EXERCISE 1 — From the email about motor measurements, return everything from "This is the" down to "and something was...", word for word.
-------- PROVIDED PASSAGE
I used much more trustworthy stuff to measure V and I:

http://hot-streamer-dot-com/temp/030513-02.jpg

This is the motor at start up:

http://hot-streamer-dot-com/temp/030513-03.gif

Kind of neet!  For the first second while it is spinning up it draws 30+ 
amps!  This droops the voltage but it is still seeing over 100 peak watts 
during start up.  After the internal centrifugal switch opens, it settles 
down to this:

http://hot-streamer-dot-com/temp/030513-05.gif

The current is just a distorted sine wave.  "No" nice spikes to lock timing 
with!  I was bothered by the old waveform and was thinking something my be 
screwed, and something was...

If anyone is interested, here is a perhaps more clear view of the motor 
start up and run:

http://hot-streamer-dot-com/temp/030513-04.gif

And here is a big data file of the data too:

http://hot-streamer-dot-com/temp/030513-07.CSV

Cheers,

         Terry


At 09:37 PM 5/12/2003 -0700, you wrote:

>Wow that's interesting... looks like a spike from
>a triac turning on -- do you use the phase-angle
>approach method of controlling your motor speed?
>('light dimmer' method...)
>
>I thought about using the microcontroller to directly
>drive a triac. Would start by setting an output high,
>which turns on an opto-relay which turns a triac on.
>Another opto relay will be in series with the triac's
>main gates and when it turns off (AC crosses 0 into
>a new halfcycle), we wait a few milliseconds and turn
>it on again. That would probably reproduce the wave
>form you have. Infact, I bet if I replaced the
>RC network in a light dimmer circuit with a pulse
>that's just as wide as it's charge time I'll
>accomplish the same thing. The trick is starting the
>pulse a few ms after the AC crosses 0.
----------------
-------- RAW DATA
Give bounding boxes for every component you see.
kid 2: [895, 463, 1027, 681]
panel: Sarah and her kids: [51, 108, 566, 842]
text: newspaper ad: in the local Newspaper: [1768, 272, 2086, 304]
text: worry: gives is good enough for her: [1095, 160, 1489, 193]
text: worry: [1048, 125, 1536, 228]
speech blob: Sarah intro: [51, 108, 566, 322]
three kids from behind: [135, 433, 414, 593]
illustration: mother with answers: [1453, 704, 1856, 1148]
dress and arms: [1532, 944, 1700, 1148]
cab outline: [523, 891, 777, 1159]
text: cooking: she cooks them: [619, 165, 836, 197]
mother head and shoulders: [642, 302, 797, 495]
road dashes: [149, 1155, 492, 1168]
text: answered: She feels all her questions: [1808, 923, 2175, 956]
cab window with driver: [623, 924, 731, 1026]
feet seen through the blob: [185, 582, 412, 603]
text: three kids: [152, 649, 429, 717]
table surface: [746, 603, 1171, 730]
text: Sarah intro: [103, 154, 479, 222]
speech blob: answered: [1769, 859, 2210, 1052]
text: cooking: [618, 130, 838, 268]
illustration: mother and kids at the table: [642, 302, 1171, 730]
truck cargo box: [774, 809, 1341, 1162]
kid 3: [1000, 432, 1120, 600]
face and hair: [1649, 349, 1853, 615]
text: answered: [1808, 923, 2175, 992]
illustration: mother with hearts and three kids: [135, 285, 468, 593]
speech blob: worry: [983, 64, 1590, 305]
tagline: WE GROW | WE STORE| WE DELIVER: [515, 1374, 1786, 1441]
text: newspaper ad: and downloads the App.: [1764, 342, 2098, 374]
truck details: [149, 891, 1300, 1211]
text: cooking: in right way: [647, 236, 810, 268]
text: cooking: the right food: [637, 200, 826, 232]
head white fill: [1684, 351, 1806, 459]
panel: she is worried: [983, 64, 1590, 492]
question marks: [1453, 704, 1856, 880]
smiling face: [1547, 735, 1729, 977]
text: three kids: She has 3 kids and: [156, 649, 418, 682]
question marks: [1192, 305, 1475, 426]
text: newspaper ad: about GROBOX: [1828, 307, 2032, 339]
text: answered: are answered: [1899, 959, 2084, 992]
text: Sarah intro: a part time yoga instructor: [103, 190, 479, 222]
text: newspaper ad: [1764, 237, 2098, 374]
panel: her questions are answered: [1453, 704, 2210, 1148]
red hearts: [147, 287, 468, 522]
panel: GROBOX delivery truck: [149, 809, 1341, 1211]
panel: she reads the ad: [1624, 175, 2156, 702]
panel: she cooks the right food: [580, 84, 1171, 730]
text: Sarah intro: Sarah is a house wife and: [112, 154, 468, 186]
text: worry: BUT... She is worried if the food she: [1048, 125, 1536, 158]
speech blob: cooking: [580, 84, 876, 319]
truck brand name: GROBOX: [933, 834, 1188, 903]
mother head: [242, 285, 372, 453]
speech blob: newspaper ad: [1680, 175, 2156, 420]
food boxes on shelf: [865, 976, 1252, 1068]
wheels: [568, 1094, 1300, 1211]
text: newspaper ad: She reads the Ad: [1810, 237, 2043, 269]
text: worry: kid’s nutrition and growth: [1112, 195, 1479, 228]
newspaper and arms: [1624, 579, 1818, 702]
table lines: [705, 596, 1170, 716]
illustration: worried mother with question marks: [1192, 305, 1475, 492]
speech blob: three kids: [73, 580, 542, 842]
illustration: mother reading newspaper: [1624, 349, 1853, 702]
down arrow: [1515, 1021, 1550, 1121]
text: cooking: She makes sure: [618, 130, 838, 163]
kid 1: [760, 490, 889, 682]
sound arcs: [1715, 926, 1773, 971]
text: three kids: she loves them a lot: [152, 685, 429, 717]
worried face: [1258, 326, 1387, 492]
----------------
EXERCISE 2 — Update the records from their start down to the line containing "three kids from behind: [135, 433, 414, 593]" by changing "worry" to "concern" and keeping everything else the same. Give back only those lines.

WORKED ANSWER 1 —
This is the motor at start up:

http://hot-streamer-dot-com/temp/030513-03.gif

Kind of neet!  For the first second while it is spinning up it draws 30+ 
amps!  This droops the voltage but it is still seeing over 100 peak watts 
during start up.  After the internal centrifugal switch opens, it settles 
down to this:

http://hot-streamer-dot-com/temp/030513-05.gif

The current is just a distorted sine wave.  "No" nice spikes to lock timing 
with!  I was bothered by the old waveform and was thinking something my be 
screwed, and something was...

WORKED ANSWER 2 —
Give bounding boxes for every component you see.
kid 2: [895, 463, 1027, 681]
panel: Sarah and her kids: [51, 108, 566, 842]
text: newspaper ad: in the local Newspaper: [1768, 272, 2086, 304]
text: concern: gives is good enough for her: [1095, 160, 1489, 193]
text: concern: [1048, 125, 1536, 228]
speech blob: Sarah intro: [51, 108, 566, 322]
three kids from behind: [135, 433, 414, 593]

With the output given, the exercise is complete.